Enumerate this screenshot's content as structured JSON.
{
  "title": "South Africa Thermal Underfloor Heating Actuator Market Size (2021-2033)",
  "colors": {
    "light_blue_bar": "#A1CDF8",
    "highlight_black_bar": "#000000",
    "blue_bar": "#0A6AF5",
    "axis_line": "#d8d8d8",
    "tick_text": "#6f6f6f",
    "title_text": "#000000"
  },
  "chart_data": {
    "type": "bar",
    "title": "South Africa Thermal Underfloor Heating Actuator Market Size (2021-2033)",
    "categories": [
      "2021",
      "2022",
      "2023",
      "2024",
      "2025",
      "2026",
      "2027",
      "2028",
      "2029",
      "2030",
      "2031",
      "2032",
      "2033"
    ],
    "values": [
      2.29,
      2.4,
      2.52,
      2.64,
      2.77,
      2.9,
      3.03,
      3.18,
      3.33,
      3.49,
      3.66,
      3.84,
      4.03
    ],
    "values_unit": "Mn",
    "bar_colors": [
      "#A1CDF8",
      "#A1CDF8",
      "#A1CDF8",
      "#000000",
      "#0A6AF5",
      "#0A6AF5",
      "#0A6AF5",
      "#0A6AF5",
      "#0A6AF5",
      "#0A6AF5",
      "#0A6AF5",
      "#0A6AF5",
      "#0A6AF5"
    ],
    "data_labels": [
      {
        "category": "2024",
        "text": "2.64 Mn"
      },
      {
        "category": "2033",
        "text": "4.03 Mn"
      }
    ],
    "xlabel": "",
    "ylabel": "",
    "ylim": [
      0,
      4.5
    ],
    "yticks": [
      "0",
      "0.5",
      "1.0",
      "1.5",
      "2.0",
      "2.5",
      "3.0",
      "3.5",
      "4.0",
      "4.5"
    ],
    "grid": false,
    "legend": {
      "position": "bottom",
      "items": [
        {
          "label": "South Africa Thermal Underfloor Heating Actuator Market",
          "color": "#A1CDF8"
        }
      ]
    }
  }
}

* * * *

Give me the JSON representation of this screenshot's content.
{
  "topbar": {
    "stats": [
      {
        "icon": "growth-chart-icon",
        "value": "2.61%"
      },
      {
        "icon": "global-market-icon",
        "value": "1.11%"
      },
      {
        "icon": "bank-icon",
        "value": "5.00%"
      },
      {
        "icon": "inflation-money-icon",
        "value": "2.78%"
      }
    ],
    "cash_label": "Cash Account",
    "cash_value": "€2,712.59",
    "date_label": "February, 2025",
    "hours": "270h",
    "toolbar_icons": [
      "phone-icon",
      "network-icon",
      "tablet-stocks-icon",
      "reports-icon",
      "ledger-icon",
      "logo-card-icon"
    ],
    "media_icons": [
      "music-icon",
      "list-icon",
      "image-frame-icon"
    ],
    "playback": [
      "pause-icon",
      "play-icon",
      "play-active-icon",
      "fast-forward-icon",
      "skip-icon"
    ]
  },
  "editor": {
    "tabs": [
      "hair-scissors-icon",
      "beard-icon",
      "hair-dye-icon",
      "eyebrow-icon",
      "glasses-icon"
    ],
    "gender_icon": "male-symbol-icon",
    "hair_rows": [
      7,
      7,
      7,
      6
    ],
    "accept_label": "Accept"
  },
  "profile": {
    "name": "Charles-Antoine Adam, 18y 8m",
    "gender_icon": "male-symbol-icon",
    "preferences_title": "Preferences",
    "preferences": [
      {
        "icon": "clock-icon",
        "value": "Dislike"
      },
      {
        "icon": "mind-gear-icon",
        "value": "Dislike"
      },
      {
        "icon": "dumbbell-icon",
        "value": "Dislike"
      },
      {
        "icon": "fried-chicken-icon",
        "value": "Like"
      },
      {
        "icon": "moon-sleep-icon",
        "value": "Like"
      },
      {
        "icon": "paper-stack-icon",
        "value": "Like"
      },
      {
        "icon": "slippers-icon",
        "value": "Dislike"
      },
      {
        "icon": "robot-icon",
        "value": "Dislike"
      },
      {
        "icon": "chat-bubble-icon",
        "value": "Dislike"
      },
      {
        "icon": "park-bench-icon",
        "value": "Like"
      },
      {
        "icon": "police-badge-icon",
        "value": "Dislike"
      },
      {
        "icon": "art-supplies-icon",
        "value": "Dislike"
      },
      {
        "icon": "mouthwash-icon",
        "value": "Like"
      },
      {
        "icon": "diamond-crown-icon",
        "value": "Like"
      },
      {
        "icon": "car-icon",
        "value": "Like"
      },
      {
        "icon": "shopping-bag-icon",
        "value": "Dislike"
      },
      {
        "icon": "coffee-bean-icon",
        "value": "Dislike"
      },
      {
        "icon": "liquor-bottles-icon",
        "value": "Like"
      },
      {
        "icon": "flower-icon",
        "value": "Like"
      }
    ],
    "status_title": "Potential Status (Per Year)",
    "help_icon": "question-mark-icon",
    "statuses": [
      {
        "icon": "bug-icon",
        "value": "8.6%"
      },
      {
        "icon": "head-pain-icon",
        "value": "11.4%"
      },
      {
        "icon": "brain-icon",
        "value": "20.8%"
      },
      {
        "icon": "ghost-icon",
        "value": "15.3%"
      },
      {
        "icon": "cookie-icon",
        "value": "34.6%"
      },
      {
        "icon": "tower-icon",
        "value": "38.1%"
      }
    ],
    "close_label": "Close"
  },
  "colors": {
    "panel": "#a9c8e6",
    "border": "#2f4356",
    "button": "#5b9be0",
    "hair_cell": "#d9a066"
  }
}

* * * *

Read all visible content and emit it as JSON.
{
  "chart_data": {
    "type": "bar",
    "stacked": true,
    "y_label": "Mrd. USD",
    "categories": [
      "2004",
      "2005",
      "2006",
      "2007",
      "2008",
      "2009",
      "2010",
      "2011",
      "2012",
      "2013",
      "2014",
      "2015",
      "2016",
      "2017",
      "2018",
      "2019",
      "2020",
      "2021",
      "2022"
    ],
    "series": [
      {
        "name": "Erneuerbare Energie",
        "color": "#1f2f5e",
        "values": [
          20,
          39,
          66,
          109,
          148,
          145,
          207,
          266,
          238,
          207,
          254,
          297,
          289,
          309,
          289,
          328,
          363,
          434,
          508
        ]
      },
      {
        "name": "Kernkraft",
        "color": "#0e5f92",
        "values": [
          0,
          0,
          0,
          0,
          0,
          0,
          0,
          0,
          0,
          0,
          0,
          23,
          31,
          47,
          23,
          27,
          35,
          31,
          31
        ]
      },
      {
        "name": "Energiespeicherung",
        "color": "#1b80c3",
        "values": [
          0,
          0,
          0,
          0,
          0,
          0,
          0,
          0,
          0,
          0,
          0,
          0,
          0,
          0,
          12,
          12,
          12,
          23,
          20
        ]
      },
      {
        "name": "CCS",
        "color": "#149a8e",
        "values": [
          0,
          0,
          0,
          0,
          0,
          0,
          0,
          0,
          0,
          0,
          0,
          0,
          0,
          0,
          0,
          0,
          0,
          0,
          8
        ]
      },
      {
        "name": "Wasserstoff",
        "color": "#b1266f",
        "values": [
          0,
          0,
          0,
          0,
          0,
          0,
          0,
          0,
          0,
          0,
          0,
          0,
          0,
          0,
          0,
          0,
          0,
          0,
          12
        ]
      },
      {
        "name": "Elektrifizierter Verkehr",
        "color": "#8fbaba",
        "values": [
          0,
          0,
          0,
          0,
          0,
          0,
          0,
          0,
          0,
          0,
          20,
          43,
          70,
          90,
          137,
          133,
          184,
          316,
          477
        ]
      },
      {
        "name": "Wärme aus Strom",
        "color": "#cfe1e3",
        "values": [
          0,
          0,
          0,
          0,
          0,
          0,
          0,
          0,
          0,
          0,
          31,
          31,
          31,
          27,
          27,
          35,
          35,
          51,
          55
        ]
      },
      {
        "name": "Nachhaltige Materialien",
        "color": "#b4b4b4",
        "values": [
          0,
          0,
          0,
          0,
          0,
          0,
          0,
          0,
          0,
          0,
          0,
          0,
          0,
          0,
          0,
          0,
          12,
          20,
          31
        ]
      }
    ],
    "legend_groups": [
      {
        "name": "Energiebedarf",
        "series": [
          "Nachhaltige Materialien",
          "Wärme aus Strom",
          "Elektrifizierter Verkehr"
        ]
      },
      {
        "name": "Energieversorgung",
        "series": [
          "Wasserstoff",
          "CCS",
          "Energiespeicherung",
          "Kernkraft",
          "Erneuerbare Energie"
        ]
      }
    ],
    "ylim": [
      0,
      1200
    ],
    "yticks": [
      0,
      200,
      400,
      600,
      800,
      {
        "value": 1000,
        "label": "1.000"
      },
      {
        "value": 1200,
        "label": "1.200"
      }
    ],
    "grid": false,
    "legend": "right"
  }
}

* * * *

_THE TASK_
Reproduce each line from the records that contains the word "Nachhaltige".

_TASK ANSWER_
        "name": "Nachhaltige Materialien",
          "Nachhaltige Materialien",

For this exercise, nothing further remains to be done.